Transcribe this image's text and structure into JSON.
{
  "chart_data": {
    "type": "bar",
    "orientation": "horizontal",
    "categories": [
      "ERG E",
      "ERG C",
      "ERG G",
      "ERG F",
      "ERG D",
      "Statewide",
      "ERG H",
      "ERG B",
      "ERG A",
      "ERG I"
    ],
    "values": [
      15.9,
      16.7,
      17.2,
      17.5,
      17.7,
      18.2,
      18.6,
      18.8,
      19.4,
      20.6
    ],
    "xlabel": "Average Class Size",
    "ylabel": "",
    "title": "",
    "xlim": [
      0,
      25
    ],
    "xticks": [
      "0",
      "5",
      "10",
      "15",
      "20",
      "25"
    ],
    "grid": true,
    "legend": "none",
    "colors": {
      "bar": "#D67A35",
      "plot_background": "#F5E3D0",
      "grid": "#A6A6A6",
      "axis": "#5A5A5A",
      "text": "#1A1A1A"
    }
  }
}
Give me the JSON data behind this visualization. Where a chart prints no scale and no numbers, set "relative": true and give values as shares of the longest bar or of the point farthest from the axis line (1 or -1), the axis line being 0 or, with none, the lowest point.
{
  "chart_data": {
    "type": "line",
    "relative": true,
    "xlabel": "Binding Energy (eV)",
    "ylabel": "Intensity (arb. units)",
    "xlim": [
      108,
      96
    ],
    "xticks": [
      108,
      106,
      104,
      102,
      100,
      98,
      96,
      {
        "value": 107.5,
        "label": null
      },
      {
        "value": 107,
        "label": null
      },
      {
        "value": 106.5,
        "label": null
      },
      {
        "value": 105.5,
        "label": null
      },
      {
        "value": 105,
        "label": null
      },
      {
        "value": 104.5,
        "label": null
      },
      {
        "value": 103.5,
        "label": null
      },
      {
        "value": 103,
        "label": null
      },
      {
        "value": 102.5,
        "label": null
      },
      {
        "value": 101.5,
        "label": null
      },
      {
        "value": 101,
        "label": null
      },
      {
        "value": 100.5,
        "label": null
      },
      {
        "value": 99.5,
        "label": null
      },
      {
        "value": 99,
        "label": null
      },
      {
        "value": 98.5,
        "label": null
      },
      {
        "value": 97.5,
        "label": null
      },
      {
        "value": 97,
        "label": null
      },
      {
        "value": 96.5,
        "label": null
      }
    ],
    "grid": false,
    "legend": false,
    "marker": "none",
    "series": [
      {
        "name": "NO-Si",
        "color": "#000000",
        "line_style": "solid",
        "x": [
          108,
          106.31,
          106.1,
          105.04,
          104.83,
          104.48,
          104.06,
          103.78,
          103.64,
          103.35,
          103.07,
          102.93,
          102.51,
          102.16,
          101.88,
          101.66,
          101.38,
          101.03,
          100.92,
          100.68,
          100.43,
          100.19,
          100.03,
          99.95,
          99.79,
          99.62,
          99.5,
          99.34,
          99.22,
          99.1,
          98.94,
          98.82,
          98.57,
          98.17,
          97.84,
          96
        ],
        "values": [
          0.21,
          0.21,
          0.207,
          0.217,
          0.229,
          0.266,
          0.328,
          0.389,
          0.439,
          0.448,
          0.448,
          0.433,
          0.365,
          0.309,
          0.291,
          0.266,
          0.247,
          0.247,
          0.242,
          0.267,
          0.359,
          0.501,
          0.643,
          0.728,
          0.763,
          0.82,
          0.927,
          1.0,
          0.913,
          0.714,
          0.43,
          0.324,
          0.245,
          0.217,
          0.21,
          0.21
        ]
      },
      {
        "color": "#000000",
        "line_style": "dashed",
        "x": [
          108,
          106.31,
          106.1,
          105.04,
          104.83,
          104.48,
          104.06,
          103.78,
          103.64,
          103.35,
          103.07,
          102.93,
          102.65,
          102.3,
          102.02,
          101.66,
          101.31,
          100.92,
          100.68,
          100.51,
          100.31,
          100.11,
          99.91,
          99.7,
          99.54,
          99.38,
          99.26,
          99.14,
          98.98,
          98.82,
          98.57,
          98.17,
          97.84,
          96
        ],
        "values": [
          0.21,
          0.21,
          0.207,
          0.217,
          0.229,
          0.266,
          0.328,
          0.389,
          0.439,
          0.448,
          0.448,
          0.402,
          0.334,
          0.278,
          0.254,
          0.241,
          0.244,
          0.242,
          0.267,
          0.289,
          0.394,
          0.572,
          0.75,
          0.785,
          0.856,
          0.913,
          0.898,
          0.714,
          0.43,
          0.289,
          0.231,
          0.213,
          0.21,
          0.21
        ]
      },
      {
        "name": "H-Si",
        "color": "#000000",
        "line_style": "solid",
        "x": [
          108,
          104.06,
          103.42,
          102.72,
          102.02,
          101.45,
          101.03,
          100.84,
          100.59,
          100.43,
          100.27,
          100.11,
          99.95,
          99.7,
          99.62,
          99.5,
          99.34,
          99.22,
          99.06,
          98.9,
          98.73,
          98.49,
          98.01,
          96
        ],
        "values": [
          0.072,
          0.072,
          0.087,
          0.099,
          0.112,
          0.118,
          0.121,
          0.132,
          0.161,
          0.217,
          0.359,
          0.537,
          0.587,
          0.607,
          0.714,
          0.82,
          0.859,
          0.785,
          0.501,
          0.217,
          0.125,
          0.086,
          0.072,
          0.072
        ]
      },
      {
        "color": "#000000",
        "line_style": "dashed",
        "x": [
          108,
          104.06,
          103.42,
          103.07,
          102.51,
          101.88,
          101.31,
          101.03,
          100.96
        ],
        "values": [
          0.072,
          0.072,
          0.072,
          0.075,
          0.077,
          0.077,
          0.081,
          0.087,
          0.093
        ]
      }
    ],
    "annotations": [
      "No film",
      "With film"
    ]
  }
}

════════════════════

• [SHORT EXERCISE]:
Write out each line of the data above again, exactly as given.

• [TASK ANSWER]:
Transcribe this image's text and structure into JSON.
{
  "chart_data": {
    "type": "bar",
    "orientation": "horizontal",
    "categories": [
      "ERG E",
      "ERG C",
      "ERG G",
      "ERG F",
      "ERG D",
      "Statewide",
      "ERG H",
      "ERG B",
      "ERG A",
      "ERG I"
    ],
    "values": [
      15.9,
      16.7,
      17.2,
      17.5,
      17.7,
      18.2,
      18.6,
      18.8,
      19.4,
      20.6
    ],
    "xlabel": "Average Class Size",
    "ylabel": "",
    "title": "",
    "xlim": [
      0,
      25
    ],
    "xticks": [
      "0",
      "5",
      "10",
      "15",
      "20",
      "25"
    ],
    "grid": true,
    "legend": "none",
    "colors": {
      "bar": "#D67A35",
      "plot_background": "#F5E3D0",
      "grid": "#A6A6A6",
      "axis": "#5A5A5A",
      "text": "#1A1A1A"
    }
  }
}
Give me the JSON data behind this visualization. Where a chart prints no scale and no numbers, set "relative": true and give values as shares of the longest bar or of the point farthest from the axis line (1 or -1), the axis line being 0 or, with none, the lowest point.
{
  "chart_data": {
    "type": "line",
    "relative": true,
    "xlabel": "Binding Energy (eV)",
    "ylabel": "Intensity (arb. units)",
    "xlim": [
      108,
      96
    ],
    "xticks": [
      108,
      106,
      104,
      102,
      100,
      98,
      96,
      {
        "value": 107.5,
        "label": null
      },
      {
        "value": 107,
        "label": null
      },
      {
        "value": 106.5,
        "label": null
      },
      {
        "value": 105.5,
        "label": null
      },
      {
        "value": 105,
        "label": null
      },
      {
        "value": 104.5,
        "label": null
      },
      {
        "value": 103.5,
        "label": null
      },
      {
        "value": 103,
        "label": null
      },
      {
        "value": 102.5,
        "label": null
      },
      {
        "value": 101.5,
        "label": null
      },
      {
        "value": 101,
        "label": null
      },
      {
        "value": 100.5,
        "label": null
      },
      {
        "value": 99.5,
        "label": null
      },
      {
        "value": 99,
        "label": null
      },
      {
        "value": 98.5,
        "label": null
      },
      {
        "value": 97.5,
        "label": null
      },
      {
        "value": 97,
        "label": null
      },
      {
        "value": 96.5,
        "label": null
      }
    ],
    "grid": false,
    "legend": false,
    "marker": "none",
    "series": [
      {
        "name": "NO-Si",
        "color": "#000000",
        "line_style": "solid",
        "x": [
          108,
          106.31,
          106.1,
          105.04,
          104.83,
          104.48,
          104.06,
          103.78,
          103.64,
          103.35,
          103.07,
          102.93,
          102.51,
          102.16,
          101.88,
          101.66,
          101.38,
          101.03,
          100.92,
          100.68,
          100.43,
          100.19,
          100.03,
          99.95,
          99.79,
          99.62,
          99.5,
          99.34,
          99.22,
          99.1,
          98.94,
          98.82,
          98.57,
          98.17,
          97.84,
          96
        ],
        "values": [
          0.21,
          0.21,
          0.207,
          0.217,
          0.229,
          0.266,
          0.328,
          0.389,
          0.439,
          0.448,
          0.448,
          0.433,
          0.365,
          0.309,
          0.291,
          0.266,
          0.247,
          0.247,
          0.242,
          0.267,
          0.359,
          0.501,
          0.643,
          0.728,
          0.763,
          0.82,
          0.927,
          1.0,
          0.913,
          0.714,
          0.43,
          0.324,
          0.245,
          0.217,
          0.21,
          0.21
        ]
      },
      {
        "color": "#000000",
        "line_style": "dashed",
        "x": [
          108,
          106.31,
          106.1,
          105.04,
          104.83,
          104.48,
          104.06,
          103.78,
          103.64,
          103.35,
          103.07,
          102.93,
          102.65,
          102.3,
          102.02,
          101.66,
          101.31,
          100.92,
          100.68,
          100.51,
          100.31,
          100.11,
          99.91,
          99.7,
          99.54,
          99.38,
          99.26,
          99.14,
          98.98,
          98.82,
          98.57,
          98.17,
          97.84,
          96
        ],
        "values": [
          0.21,
          0.21,
          0.207,
          0.217,
          0.229,
          0.266,
          0.328,
          0.389,
          0.439,
          0.448,
          0.448,
          0.402,
          0.334,
          0.278,
          0.254,
          0.241,
          0.244,
          0.242,
          0.267,
          0.289,
          0.394,
          0.572,
          0.75,
          0.785,
          0.856,
          0.913,
          0.898,
          0.714,
          0.43,
          0.289,
          0.231,
          0.213,
          0.21,
          0.21
        ]
      },
      {
        "name": "H-Si",
        "color": "#000000",
        "line_style": "solid",
        "x": [
          108,
          104.06,
          103.42,
          102.72,
          102.02,
          101.45,
          101.03,
          100.84,
          100.59,
          100.43,
          100.27,
          100.11,
          99.95,
          99.7,
          99.62,
          99.5,
          99.34,
          99.22,
          99.06,
          98.9,
          98.73,
          98.49,
          98.01,
          96
        ],
        "values": [
          0.072,
          0.072,
          0.087,
          0.099,
          0.112,
          0.118,
          0.121,
          0.132,
          0.161,
          0.217,
          0.359,
          0.537,
          0.587,
          0.607,
          0.714,
          0.82,
          0.859,
          0.785,
          0.501,
          0.217,
          0.125,
          0.086,
          0.072,
          0.072
        ]
      },
      {
        "color": "#000000",
        "line_style": "dashed",
        "x": [
          108,
          104.06,
          103.42,
          103.07,
          102.51,
          101.88,
          101.31,
          101.03,
          100.96
        ],
        "values": [
          0.072,
          0.072,
          0.072,
          0.075,
          0.077,
          0.077,
          0.081,
          0.087,
          0.093
        ]
      }
    ],
    "annotations": [
      "No film",
      "With film"
    ]
  }
}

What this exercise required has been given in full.